Gather from the material every line that contains the string "name".

## start

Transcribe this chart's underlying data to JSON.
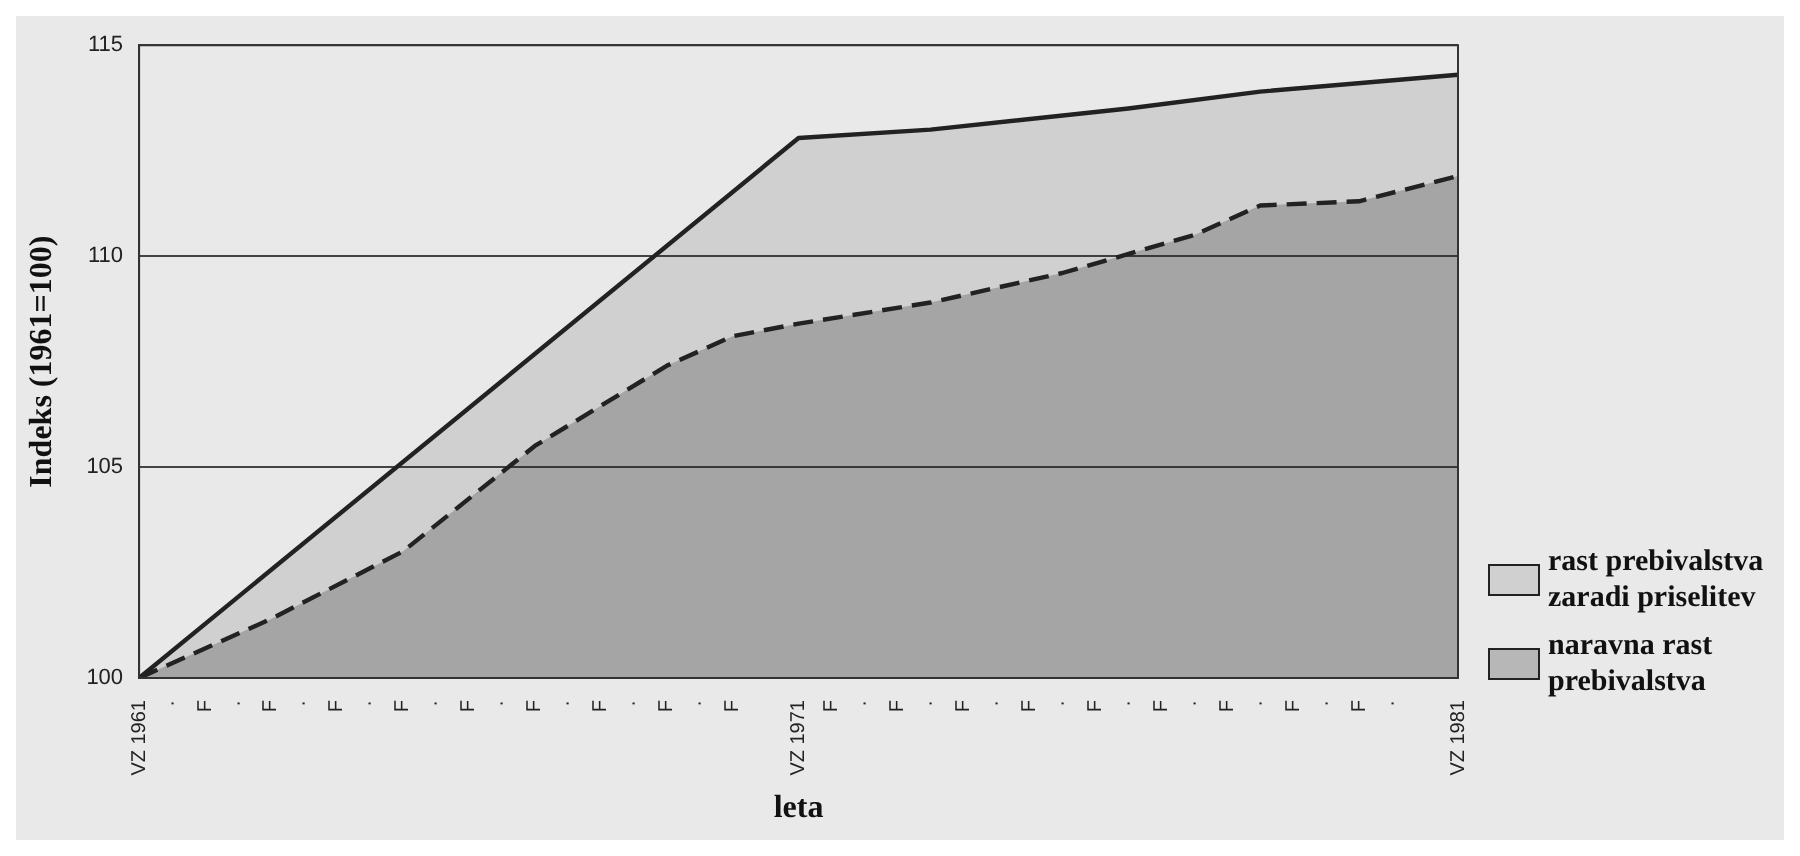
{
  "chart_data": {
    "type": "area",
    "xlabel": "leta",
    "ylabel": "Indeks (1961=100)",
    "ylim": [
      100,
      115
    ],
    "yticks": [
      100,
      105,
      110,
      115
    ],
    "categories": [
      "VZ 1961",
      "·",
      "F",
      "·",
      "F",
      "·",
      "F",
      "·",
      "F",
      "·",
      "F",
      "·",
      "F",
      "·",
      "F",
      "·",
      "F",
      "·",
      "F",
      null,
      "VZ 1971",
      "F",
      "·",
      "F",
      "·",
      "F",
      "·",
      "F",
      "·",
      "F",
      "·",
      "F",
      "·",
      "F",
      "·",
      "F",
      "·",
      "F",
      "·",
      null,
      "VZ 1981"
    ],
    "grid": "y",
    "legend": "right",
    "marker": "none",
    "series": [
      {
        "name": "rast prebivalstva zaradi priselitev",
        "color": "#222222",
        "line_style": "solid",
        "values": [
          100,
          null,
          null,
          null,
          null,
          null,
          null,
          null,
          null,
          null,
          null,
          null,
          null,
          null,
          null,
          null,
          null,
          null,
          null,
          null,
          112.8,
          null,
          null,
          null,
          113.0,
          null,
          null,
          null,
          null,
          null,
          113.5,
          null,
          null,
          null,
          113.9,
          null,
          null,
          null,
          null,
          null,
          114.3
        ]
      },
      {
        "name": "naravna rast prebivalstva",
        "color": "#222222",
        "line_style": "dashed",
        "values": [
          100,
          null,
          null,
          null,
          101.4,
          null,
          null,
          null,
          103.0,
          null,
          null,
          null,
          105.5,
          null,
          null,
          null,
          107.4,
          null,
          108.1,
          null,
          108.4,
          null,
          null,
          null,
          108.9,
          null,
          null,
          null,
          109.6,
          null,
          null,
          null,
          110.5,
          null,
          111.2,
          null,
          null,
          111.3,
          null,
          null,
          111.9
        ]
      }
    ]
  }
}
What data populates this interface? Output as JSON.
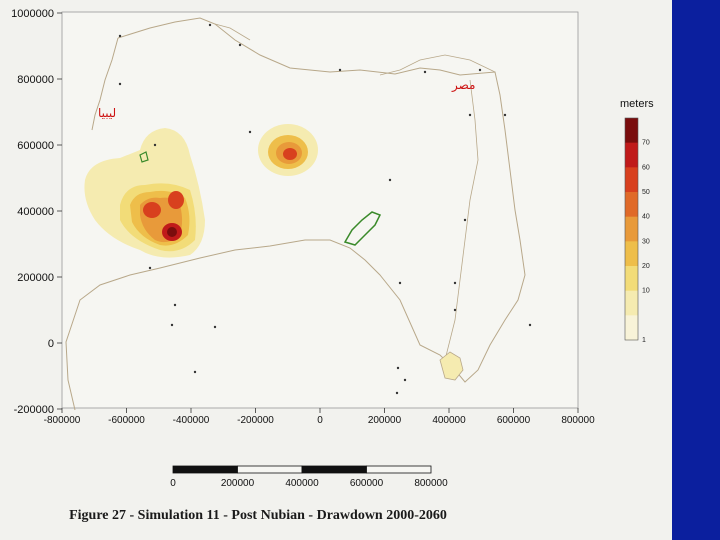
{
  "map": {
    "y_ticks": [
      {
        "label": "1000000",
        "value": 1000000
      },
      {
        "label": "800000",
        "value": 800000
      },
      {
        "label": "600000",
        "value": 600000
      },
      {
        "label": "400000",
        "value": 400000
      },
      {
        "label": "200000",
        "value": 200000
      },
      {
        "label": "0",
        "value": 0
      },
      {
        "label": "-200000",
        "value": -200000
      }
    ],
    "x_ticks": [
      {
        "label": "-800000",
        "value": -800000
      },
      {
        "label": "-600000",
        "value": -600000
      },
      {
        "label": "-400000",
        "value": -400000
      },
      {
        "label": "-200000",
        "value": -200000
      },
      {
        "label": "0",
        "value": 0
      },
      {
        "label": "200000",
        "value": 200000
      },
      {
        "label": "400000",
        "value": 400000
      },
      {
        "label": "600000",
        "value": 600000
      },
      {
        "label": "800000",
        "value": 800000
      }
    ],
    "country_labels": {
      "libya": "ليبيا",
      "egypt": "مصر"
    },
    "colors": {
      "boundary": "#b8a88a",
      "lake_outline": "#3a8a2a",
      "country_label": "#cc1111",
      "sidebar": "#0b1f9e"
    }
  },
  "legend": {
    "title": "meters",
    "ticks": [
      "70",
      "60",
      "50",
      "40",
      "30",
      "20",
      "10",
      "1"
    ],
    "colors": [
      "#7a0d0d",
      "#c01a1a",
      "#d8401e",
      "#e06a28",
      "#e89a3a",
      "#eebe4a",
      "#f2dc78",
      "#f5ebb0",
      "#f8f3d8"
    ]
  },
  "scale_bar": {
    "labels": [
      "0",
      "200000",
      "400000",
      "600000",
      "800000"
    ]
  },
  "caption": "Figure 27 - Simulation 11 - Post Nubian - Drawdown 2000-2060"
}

## end

- _COMPLETE ANSWER_:
        "name": "rast prebivalstva zaradi priselitev",
        "name": "naravna rast prebivalstva",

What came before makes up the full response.